> Problem description
Give back every line exactly as it appears, pictures excluded.

Extracts from a graphics dataset:
....

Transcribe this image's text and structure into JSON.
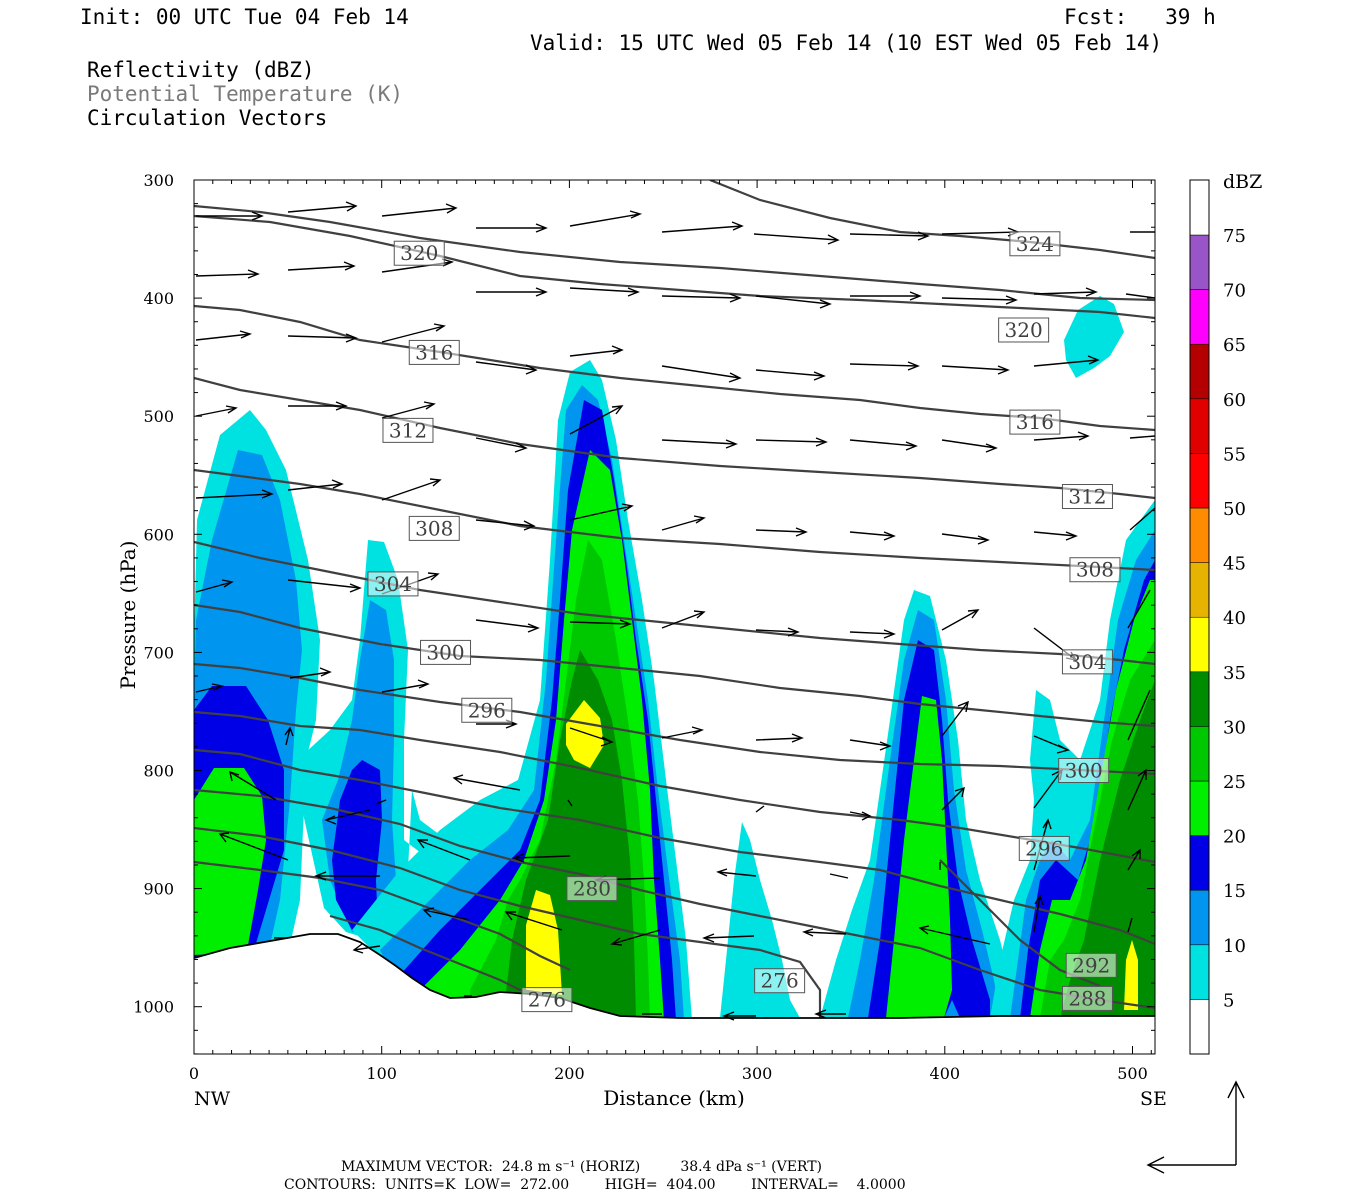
{
  "header": {
    "init": "Init: 00 UTC Tue 04 Feb 14",
    "fcst": "Fcst:   39 h",
    "valid": "Valid: 15 UTC Wed 05 Feb 14 (10 EST Wed 05 Feb 14)",
    "fields": [
      "Reflectivity (dBZ)",
      "Potential Temperature (K)",
      "Circulation Vectors"
    ]
  },
  "colors": {
    "dbz": [
      "#ffffff",
      "#00e1e1",
      "#0096f0",
      "#0000e6",
      "#00ef00",
      "#00c800",
      "#008c00",
      "#ffff00",
      "#e6b400",
      "#ff8c00",
      "#ff0000",
      "#e10000",
      "#b40000",
      "#ff00ff",
      "#9955c8"
    ],
    "theta": "#404040"
  },
  "chart_data": {
    "type": "heatmap",
    "xlabel": "Distance (km)",
    "ylabel": "Pressure (hPa)",
    "xlim": [
      0,
      512
    ],
    "ylim": [
      1040,
      300
    ],
    "x_ticks": [
      "0",
      "100",
      "200",
      "300",
      "400",
      "500"
    ],
    "y_ticks": [
      "300",
      "400",
      "500",
      "600",
      "700",
      "800",
      "900",
      "1000"
    ],
    "endpoints": {
      "left": "NW",
      "right": "SE"
    },
    "colorbar": {
      "unit": "dBZ",
      "levels": [
        "5",
        "10",
        "15",
        "20",
        "25",
        "30",
        "35",
        "40",
        "45",
        "50",
        "55",
        "60",
        "65",
        "70",
        "75"
      ]
    },
    "theta_contours": [
      {
        "label": "324",
        "x": 448,
        "p": 354
      },
      {
        "label": "320",
        "x": 120,
        "p": 362
      },
      {
        "label": "320",
        "x": 442,
        "p": 427
      },
      {
        "label": "316",
        "x": 128,
        "p": 446
      },
      {
        "label": "316",
        "x": 448,
        "p": 505
      },
      {
        "label": "312",
        "x": 114,
        "p": 512
      },
      {
        "label": "312",
        "x": 476,
        "p": 568
      },
      {
        "label": "308",
        "x": 128,
        "p": 595
      },
      {
        "label": "308",
        "x": 480,
        "p": 630
      },
      {
        "label": "304",
        "x": 106,
        "p": 642
      },
      {
        "label": "304",
        "x": 476,
        "p": 708
      },
      {
        "label": "300",
        "x": 134,
        "p": 700
      },
      {
        "label": "300",
        "x": 474,
        "p": 800
      },
      {
        "label": "296",
        "x": 156,
        "p": 749
      },
      {
        "label": "296",
        "x": 453,
        "p": 866
      },
      {
        "label": "292",
        "x": 478,
        "p": 965
      },
      {
        "label": "288",
        "x": 476,
        "p": 993
      },
      {
        "label": "280",
        "x": 212,
        "p": 900
      },
      {
        "label": "276",
        "x": 312,
        "p": 978
      },
      {
        "label": "276",
        "x": 188,
        "p": 994
      }
    ],
    "reflectivity_cells": [
      {
        "x": [
          0,
          60
        ],
        "p": [
          500,
          960
        ],
        "max_dbz": 25
      },
      {
        "x": [
          70,
          115
        ],
        "p": [
          605,
          950
        ],
        "max_dbz": 20
      },
      {
        "x": [
          155,
          265
        ],
        "p": [
          448,
          1010
        ],
        "max_dbz": 35
      },
      {
        "x": [
          275,
          340
        ],
        "p": [
          845,
          1010
        ],
        "max_dbz": 10
      },
      {
        "x": [
          345,
          420
        ],
        "p": [
          588,
          1010
        ],
        "max_dbz": 30
      },
      {
        "x": [
          430,
          512
        ],
        "p": [
          570,
          1010
        ],
        "max_dbz": 35
      },
      {
        "x": [
          463,
          495
        ],
        "p": [
          395,
          465
        ],
        "max_dbz": 5
      }
    ],
    "vectors": {
      "max_horiz": "24.8 m s",
      "max_vert": "38.4 dPa s",
      "upper_level_flow": "westerly",
      "lower_level_flow": "easterly"
    }
  },
  "footer": {
    "line1": "MAXIMUM VECTOR:  24.8 m s⁻¹ (HORIZ)         38.4 dPa s⁻¹ (VERT)",
    "line2": "CONTOURS:  UNITS=K  LOW=  272.00        HIGH=  404.00        INTERVAL=    4.0000"
  }
}
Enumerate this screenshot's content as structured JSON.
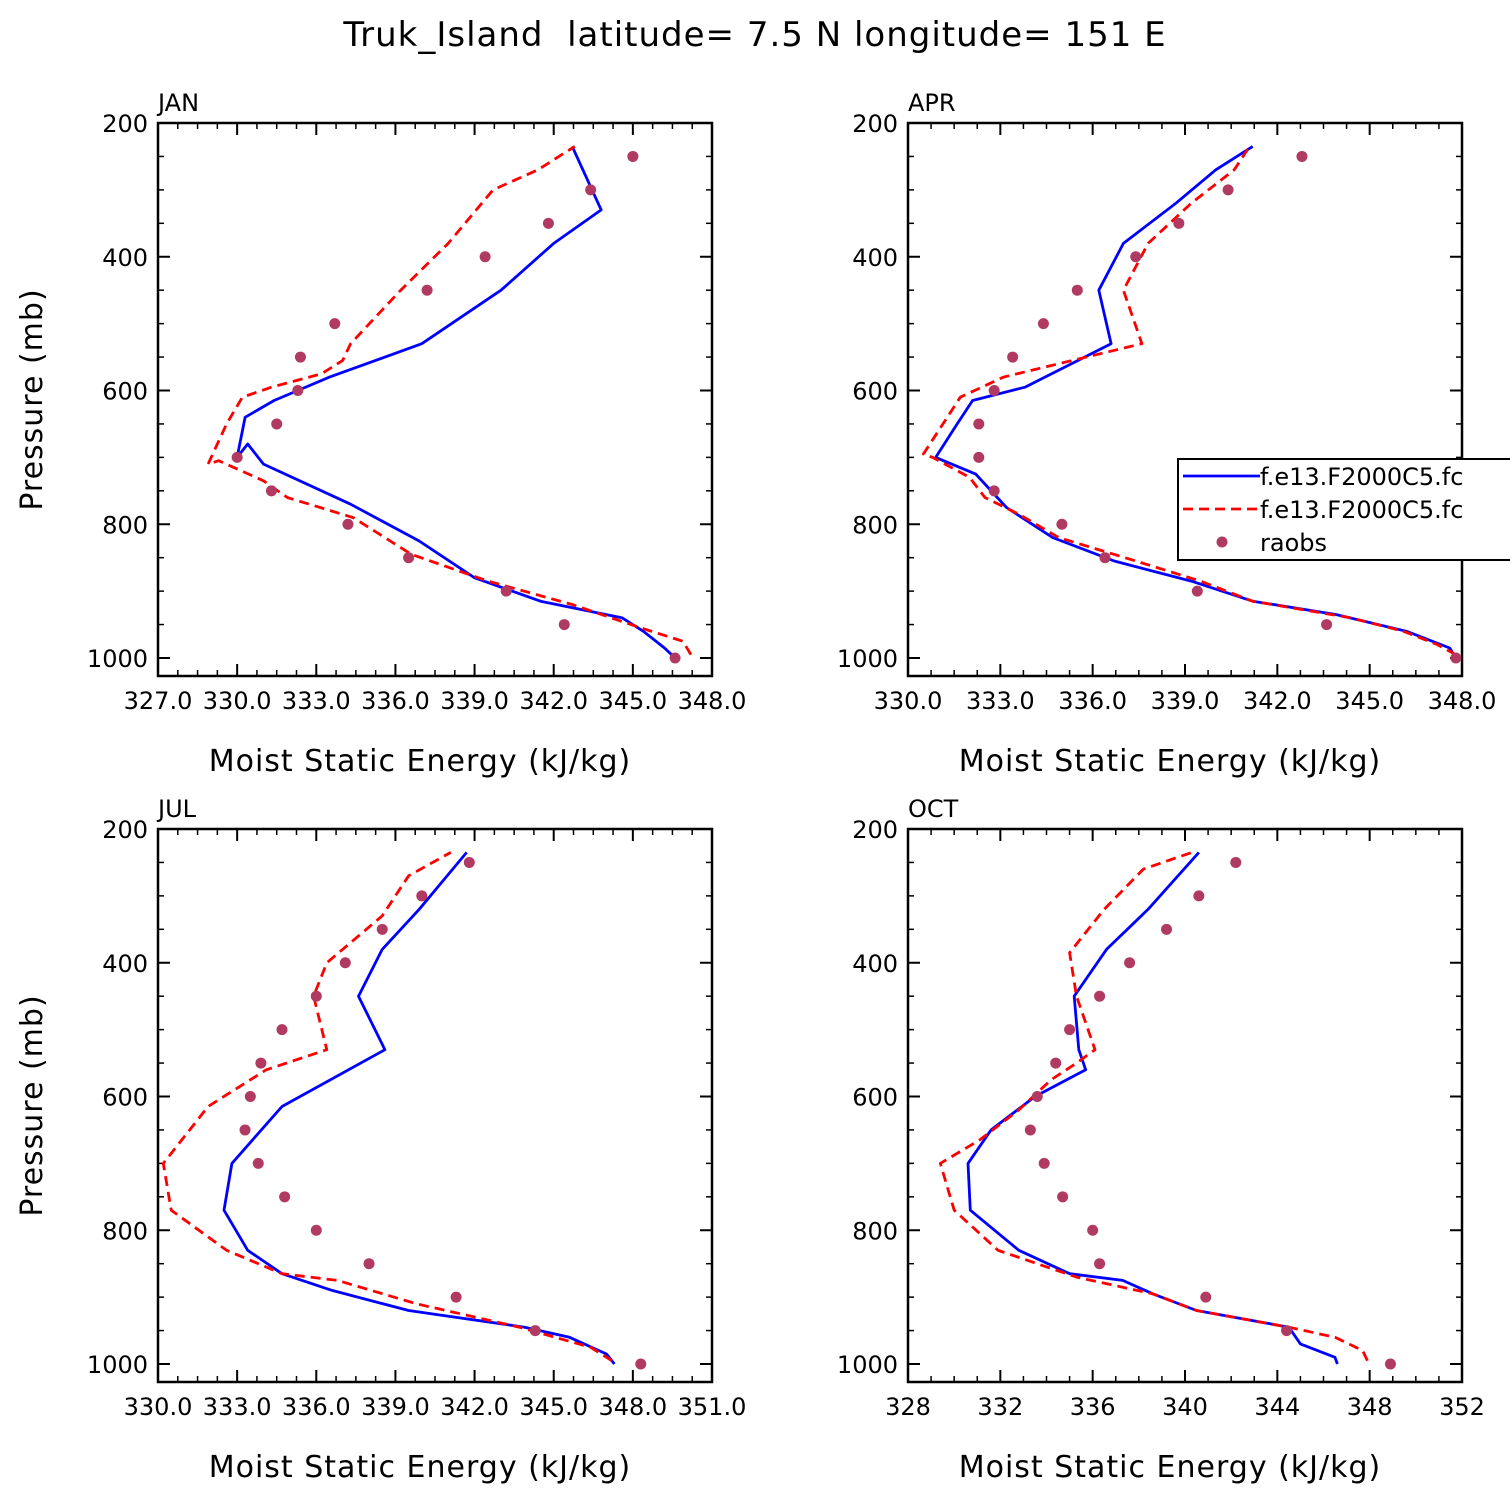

....

> Output
Transcribe this image's text and structure into JSON.
{
  "header": {
    "init": "Init: 00 UTC Tue 04 Feb 14",
    "fcst": "Fcst:   39 h",
    "valid": "Valid: 15 UTC Wed 05 Feb 14 (10 EST Wed 05 Feb 14)",
    "fields": [
      "Reflectivity (dBZ)",
      "Potential Temperature (K)",
      "Circulation Vectors"
    ]
  },
  "colors": {
    "dbz": [
      "#ffffff",
      "#00e1e1",
      "#0096f0",
      "#0000e6",
      "#00ef00",
      "#00c800",
      "#008c00",
      "#ffff00",
      "#e6b400",
      "#ff8c00",
      "#ff0000",
      "#e10000",
      "#b40000",
      "#ff00ff",
      "#9955c8"
    ],
    "theta": "#404040"
  },
  "chart_data": {
    "type": "heatmap",
    "xlabel": "Distance (km)",
    "ylabel": "Pressure (hPa)",
    "xlim": [
      0,
      512
    ],
    "ylim": [
      1040,
      300
    ],
    "x_ticks": [
      "0",
      "100",
      "200",
      "300",
      "400",
      "500"
    ],
    "y_ticks": [
      "300",
      "400",
      "500",
      "600",
      "700",
      "800",
      "900",
      "1000"
    ],
    "endpoints": {
      "left": "NW",
      "right": "SE"
    },
    "colorbar": {
      "unit": "dBZ",
      "levels": [
        "5",
        "10",
        "15",
        "20",
        "25",
        "30",
        "35",
        "40",
        "45",
        "50",
        "55",
        "60",
        "65",
        "70",
        "75"
      ]
    },
    "theta_contours": [
      {
        "label": "324",
        "x": 448,
        "p": 354
      },
      {
        "label": "320",
        "x": 120,
        "p": 362
      },
      {
        "label": "320",
        "x": 442,
        "p": 427
      },
      {
        "label": "316",
        "x": 128,
        "p": 446
      },
      {
        "label": "316",
        "x": 448,
        "p": 505
      },
      {
        "label": "312",
        "x": 114,
        "p": 512
      },
      {
        "label": "312",
        "x": 476,
        "p": 568
      },
      {
        "label": "308",
        "x": 128,
        "p": 595
      },
      {
        "label": "308",
        "x": 480,
        "p": 630
      },
      {
        "label": "304",
        "x": 106,
        "p": 642
      },
      {
        "label": "304",
        "x": 476,
        "p": 708
      },
      {
        "label": "300",
        "x": 134,
        "p": 700
      },
      {
        "label": "300",
        "x": 474,
        "p": 800
      },
      {
        "label": "296",
        "x": 156,
        "p": 749
      },
      {
        "label": "296",
        "x": 453,
        "p": 866
      },
      {
        "label": "292",
        "x": 478,
        "p": 965
      },
      {
        "label": "288",
        "x": 476,
        "p": 993
      },
      {
        "label": "280",
        "x": 212,
        "p": 900
      },
      {
        "label": "276",
        "x": 312,
        "p": 978
      },
      {
        "label": "276",
        "x": 188,
        "p": 994
      }
    ],
    "reflectivity_cells": [
      {
        "x": [
          0,
          60
        ],
        "p": [
          500,
          960
        ],
        "max_dbz": 25
      },
      {
        "x": [
          70,
          115
        ],
        "p": [
          605,
          950
        ],
        "max_dbz": 20
      },
      {
        "x": [
          155,
          265
        ],
        "p": [
          448,
          1010
        ],
        "max_dbz": 35
      },
      {
        "x": [
          275,
          340
        ],
        "p": [
          845,
          1010
        ],
        "max_dbz": 10
      },
      {
        "x": [
          345,
          420
        ],
        "p": [
          588,
          1010
        ],
        "max_dbz": 30
      },
      {
        "x": [
          430,
          512
        ],
        "p": [
          570,
          1010
        ],
        "max_dbz": 35
      },
      {
        "x": [
          463,
          495
        ],
        "p": [
          395,
          465
        ],
        "max_dbz": 5
      }
    ],
    "vectors": {
      "max_horiz": "24.8 m s",
      "max_vert": "38.4 dPa s",
      "upper_level_flow": "westerly",
      "lower_level_flow": "easterly"
    }
  },
  "footer": {
    "line1": "MAXIMUM VECTOR:  24.8 m s⁻¹ (HORIZ)         38.4 dPa s⁻¹ (VERT)",
    "line2": "CONTOURS:  UNITS=K  LOW=  272.00        HIGH=  404.00        INTERVAL=    4.0000"
  }
}
Enumerate this screenshot's content as structured JSON.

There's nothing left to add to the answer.